• **What to produce**: Could the lines from the one with "What data populates" through the end of the listing be restated exactly, with nothing else included?

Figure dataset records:
-- Begin --

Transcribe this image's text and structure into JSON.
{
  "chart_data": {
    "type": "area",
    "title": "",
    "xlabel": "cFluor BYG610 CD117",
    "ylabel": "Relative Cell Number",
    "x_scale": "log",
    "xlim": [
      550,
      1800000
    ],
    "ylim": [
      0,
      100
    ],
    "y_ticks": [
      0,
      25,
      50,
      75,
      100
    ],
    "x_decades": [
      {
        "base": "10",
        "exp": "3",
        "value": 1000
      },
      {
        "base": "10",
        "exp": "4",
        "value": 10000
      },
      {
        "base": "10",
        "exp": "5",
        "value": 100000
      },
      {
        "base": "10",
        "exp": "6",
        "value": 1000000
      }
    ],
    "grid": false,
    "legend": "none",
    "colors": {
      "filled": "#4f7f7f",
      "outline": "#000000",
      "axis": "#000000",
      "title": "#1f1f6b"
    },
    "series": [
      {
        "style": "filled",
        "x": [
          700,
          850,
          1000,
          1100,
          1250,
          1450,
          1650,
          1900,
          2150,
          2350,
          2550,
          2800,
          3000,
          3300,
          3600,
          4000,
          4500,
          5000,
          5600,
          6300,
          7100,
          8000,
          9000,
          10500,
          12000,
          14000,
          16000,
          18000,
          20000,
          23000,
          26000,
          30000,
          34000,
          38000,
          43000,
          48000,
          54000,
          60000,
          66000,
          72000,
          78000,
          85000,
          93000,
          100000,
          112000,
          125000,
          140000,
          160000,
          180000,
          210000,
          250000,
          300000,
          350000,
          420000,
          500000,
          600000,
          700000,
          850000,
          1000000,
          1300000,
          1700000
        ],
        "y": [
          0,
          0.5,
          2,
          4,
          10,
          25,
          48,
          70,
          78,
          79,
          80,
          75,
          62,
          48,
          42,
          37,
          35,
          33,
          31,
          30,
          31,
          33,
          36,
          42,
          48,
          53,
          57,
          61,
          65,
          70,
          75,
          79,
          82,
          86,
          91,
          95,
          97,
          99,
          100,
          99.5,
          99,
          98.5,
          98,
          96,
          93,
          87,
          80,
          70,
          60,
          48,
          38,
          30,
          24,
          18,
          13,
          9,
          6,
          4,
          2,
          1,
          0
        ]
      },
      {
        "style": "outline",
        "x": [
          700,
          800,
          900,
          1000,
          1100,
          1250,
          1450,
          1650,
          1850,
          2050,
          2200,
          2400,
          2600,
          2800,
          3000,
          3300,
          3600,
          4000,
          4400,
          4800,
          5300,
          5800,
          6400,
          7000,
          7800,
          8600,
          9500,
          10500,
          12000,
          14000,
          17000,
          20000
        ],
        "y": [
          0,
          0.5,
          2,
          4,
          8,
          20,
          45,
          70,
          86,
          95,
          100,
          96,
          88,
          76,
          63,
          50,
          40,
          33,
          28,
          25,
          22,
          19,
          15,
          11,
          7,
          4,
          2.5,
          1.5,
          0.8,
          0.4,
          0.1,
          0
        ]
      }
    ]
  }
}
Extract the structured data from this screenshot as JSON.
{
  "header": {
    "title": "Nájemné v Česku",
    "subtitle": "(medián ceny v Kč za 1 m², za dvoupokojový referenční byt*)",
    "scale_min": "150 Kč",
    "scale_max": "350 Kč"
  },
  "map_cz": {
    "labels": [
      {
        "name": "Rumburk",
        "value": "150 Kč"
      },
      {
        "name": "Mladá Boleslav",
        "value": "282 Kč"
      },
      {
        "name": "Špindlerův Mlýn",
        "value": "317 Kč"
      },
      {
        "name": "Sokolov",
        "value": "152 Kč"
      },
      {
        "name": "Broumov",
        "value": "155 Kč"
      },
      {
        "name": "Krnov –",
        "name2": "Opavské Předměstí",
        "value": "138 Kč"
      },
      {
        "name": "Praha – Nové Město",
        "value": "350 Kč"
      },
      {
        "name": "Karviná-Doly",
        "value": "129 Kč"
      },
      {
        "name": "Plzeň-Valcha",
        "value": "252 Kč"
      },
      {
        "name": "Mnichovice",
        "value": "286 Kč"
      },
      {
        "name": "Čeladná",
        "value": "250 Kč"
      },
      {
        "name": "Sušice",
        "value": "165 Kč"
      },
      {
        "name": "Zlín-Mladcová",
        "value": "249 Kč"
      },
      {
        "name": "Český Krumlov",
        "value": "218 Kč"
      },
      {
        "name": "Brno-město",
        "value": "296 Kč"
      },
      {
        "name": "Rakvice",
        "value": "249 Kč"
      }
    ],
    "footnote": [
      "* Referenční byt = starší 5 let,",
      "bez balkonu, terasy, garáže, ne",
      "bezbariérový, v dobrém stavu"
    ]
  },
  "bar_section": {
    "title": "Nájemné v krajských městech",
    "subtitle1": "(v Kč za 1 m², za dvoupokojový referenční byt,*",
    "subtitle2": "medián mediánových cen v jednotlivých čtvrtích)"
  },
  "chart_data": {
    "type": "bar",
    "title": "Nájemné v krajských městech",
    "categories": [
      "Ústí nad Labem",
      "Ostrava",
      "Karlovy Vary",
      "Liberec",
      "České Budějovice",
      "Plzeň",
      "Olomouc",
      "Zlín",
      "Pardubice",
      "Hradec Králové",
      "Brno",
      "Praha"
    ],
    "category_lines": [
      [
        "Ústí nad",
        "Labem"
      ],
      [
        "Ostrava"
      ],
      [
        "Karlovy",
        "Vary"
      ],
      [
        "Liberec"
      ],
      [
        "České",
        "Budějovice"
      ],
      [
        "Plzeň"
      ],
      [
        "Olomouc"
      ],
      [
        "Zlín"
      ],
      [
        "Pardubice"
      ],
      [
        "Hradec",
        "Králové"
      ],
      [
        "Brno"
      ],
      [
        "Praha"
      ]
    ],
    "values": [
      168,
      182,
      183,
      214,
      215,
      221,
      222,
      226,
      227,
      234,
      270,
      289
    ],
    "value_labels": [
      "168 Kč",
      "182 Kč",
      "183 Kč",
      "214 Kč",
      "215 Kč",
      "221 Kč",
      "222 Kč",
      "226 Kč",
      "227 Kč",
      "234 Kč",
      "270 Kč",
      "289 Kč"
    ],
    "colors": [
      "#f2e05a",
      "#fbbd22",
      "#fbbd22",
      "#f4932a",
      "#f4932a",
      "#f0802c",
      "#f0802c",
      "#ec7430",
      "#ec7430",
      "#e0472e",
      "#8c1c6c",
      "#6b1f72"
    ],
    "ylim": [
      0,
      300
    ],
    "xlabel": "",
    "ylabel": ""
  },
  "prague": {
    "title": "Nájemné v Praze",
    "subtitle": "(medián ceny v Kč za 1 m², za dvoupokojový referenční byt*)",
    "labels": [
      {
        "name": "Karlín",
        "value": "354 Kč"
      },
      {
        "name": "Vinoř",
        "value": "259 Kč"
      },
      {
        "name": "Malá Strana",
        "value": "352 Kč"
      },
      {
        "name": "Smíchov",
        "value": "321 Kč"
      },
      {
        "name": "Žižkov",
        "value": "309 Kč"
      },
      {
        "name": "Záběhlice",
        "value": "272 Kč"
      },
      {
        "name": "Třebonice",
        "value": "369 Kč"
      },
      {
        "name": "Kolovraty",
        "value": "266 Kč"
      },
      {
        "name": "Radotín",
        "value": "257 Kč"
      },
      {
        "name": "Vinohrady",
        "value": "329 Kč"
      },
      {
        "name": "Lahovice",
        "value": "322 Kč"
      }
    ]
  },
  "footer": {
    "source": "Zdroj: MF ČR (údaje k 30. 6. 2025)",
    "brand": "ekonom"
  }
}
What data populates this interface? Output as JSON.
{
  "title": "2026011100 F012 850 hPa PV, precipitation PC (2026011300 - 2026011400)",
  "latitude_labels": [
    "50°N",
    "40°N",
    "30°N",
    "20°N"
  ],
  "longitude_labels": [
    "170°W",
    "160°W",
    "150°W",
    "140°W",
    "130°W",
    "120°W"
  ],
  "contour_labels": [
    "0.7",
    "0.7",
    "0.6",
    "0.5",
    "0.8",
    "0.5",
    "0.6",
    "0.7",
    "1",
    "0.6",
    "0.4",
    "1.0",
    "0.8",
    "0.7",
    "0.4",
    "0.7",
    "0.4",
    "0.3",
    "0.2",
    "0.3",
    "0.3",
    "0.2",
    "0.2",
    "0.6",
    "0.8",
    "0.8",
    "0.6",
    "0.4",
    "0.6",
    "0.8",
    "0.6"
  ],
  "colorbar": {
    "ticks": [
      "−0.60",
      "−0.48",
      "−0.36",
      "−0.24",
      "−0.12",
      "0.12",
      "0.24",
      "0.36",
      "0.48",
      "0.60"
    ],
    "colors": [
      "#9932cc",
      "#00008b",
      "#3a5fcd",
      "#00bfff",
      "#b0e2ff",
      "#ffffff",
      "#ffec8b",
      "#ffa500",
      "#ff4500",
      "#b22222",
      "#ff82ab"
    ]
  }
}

-- End --

• **Output of the exercise**:
What data populates this interface? Output as JSON.
{
  "title": "2026011100 F012 850 hPa PV, precipitation PC (2026011300 - 2026011400)",
  "latitude_labels": [
    "50°N",
    "40°N",
    "30°N",
    "20°N"
  ],
  "longitude_labels": [
    "170°W",
    "160°W",
    "150°W",
    "140°W",
    "130°W",
    "120°W"
  ],
  "contour_labels": [
    "0.7",
    "0.7",
    "0.6",
    "0.5",
    "0.8",
    "0.5",
    "0.6",
    "0.7",
    "1",
    "0.6",
    "0.4",
    "1.0",
    "0.8",
    "0.7",
    "0.4",
    "0.7",
    "0.4",
    "0.3",
    "0.2",
    "0.3",
    "0.3",
    "0.2",
    "0.2",
    "0.6",
    "0.8",
    "0.8",
    "0.6",
    "0.4",
    "0.6",
    "0.8",
    "0.6"
  ],
  "colorbar": {
    "ticks": [
      "−0.60",
      "−0.48",
      "−0.36",
      "−0.24",
      "−0.12",
      "0.12",
      "0.24",
      "0.36",
      "0.48",
      "0.60"
    ],
    "colors": [
      "#9932cc",
      "#00008b",
      "#3a5fcd",
      "#00bfff",
      "#b0e2ff",
      "#ffffff",
      "#ffec8b",
      "#ffa500",
      "#ff4500",
      "#b22222",
      "#ff82ab"
    ]
  }
}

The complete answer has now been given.